Exercise
Pull out each line in the records below that contains the word "electronic", copying it in full.

Stored records
BEGIN

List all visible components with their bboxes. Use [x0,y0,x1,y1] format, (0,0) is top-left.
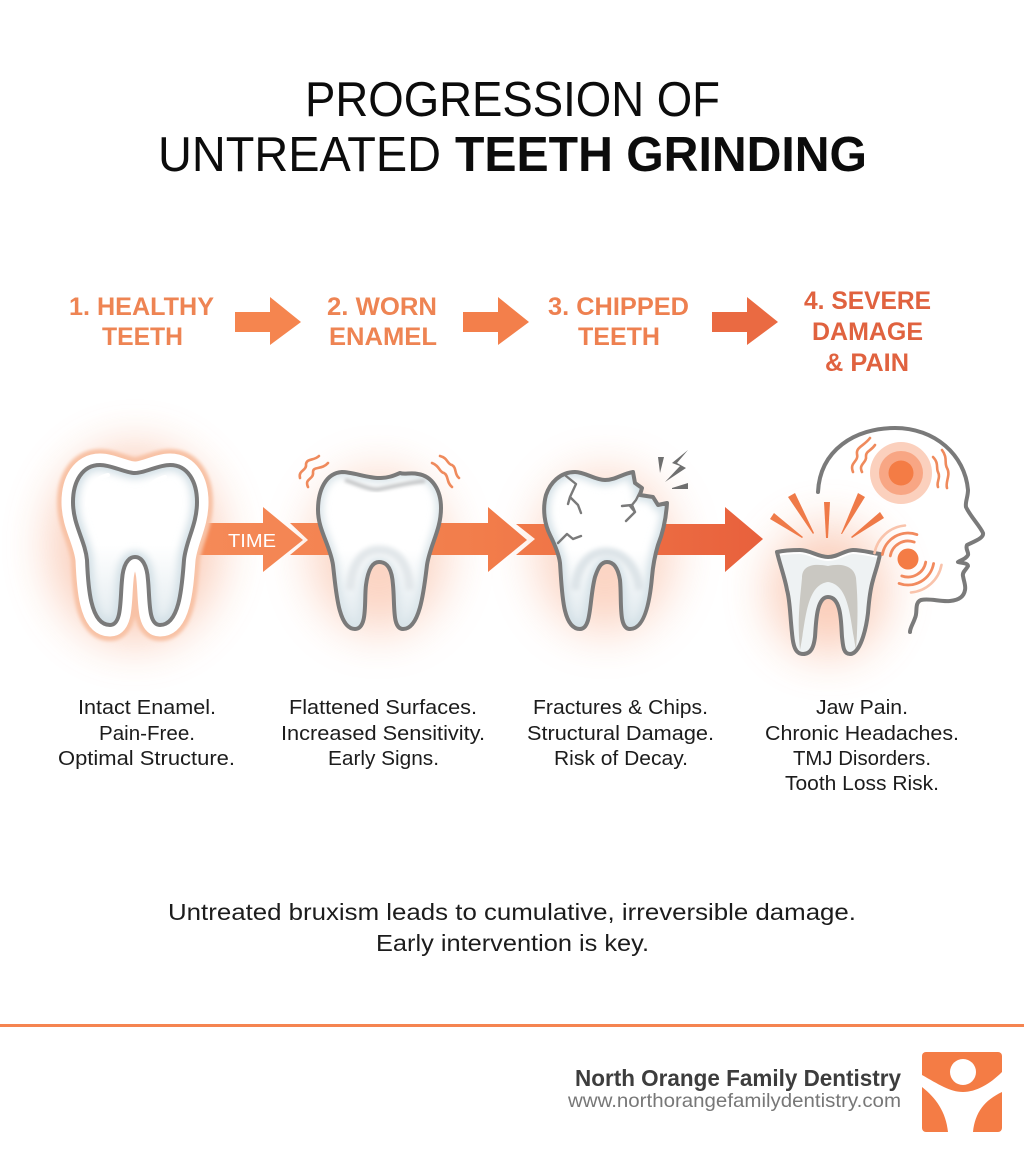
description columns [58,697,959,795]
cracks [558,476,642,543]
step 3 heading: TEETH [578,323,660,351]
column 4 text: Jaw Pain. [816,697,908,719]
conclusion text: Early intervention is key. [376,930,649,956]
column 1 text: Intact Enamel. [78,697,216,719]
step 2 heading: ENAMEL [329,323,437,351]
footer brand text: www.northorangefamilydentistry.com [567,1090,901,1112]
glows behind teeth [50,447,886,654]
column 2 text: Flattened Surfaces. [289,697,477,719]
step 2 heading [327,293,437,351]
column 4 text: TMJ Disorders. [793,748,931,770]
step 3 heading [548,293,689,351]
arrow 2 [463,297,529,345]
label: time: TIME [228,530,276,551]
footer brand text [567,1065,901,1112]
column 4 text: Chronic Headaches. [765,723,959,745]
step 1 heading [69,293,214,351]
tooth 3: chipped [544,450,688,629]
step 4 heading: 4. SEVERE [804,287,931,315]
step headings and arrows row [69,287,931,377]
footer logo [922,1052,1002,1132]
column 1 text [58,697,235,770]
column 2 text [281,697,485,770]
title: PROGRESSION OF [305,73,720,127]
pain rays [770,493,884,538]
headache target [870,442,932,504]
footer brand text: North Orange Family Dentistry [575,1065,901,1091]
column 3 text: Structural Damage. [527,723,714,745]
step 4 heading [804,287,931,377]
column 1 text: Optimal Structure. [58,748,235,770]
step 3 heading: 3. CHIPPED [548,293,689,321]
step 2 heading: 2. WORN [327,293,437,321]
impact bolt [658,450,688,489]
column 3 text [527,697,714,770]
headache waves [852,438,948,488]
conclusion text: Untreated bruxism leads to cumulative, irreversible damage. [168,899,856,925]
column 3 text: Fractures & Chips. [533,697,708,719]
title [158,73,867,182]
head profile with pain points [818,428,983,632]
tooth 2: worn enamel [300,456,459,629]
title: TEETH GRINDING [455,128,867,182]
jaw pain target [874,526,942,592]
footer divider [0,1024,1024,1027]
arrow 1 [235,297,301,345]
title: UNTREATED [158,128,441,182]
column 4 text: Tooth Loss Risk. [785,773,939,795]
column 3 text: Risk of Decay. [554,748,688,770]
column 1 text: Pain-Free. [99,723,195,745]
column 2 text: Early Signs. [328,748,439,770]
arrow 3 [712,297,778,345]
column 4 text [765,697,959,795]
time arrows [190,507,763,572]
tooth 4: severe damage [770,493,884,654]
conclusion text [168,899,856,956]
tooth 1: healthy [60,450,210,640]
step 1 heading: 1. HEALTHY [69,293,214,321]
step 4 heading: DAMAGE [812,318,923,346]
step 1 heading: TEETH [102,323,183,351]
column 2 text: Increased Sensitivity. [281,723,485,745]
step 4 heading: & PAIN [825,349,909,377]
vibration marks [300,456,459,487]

END
BEGIN

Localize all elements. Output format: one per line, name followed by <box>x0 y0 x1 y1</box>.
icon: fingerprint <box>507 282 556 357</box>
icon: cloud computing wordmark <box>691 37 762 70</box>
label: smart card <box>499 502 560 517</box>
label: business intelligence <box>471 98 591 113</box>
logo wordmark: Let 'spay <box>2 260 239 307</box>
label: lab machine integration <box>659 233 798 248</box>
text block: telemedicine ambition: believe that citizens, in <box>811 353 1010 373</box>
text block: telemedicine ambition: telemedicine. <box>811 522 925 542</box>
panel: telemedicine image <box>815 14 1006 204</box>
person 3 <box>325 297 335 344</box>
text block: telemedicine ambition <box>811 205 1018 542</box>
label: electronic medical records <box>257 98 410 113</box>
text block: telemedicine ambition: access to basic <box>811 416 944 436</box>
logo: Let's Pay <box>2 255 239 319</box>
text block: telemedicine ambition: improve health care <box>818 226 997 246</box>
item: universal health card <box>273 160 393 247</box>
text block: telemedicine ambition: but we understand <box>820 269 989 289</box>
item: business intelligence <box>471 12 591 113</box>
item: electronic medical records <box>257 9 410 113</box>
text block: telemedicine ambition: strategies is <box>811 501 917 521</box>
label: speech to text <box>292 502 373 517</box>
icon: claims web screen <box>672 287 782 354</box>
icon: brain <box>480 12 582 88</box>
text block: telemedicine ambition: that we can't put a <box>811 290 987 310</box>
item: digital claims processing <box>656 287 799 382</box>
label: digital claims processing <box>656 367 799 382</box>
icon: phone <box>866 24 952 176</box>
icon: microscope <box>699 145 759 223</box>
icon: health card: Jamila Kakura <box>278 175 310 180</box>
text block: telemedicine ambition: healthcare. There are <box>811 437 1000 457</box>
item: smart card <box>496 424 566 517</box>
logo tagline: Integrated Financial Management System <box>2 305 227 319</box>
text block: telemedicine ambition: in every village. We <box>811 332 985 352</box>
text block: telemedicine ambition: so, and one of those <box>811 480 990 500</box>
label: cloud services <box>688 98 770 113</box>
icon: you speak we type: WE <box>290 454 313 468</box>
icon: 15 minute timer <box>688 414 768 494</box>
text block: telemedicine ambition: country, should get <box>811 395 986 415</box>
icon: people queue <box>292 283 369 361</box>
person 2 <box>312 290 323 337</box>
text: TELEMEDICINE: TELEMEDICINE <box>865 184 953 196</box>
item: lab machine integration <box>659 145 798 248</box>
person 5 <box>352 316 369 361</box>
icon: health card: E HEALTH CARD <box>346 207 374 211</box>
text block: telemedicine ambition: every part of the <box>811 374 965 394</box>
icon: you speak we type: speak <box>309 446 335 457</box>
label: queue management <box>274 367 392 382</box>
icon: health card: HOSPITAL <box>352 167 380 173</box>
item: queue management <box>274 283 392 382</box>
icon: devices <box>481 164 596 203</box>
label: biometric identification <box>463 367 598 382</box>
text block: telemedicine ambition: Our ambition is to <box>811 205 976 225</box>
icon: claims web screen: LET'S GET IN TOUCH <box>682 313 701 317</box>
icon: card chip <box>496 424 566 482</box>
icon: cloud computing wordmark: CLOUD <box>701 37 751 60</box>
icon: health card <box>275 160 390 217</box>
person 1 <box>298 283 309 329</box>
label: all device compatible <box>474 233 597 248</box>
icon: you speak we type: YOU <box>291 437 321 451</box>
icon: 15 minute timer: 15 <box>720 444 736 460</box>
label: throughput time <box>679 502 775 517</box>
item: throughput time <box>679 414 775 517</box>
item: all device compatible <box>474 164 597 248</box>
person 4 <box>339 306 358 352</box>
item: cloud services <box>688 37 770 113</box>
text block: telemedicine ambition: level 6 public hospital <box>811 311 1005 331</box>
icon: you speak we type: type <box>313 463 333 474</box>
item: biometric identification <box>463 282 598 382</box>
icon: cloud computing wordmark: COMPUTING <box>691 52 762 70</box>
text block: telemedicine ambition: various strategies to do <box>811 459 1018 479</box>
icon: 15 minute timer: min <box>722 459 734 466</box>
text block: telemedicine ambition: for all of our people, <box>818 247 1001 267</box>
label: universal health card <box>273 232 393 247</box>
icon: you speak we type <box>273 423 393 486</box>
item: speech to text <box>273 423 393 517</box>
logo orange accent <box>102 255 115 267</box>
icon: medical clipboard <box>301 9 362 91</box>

END

Exercise response
label: electronic medical records <box>257 98 410 113</box>
item: electronic medical records <box>257 9 410 113</box>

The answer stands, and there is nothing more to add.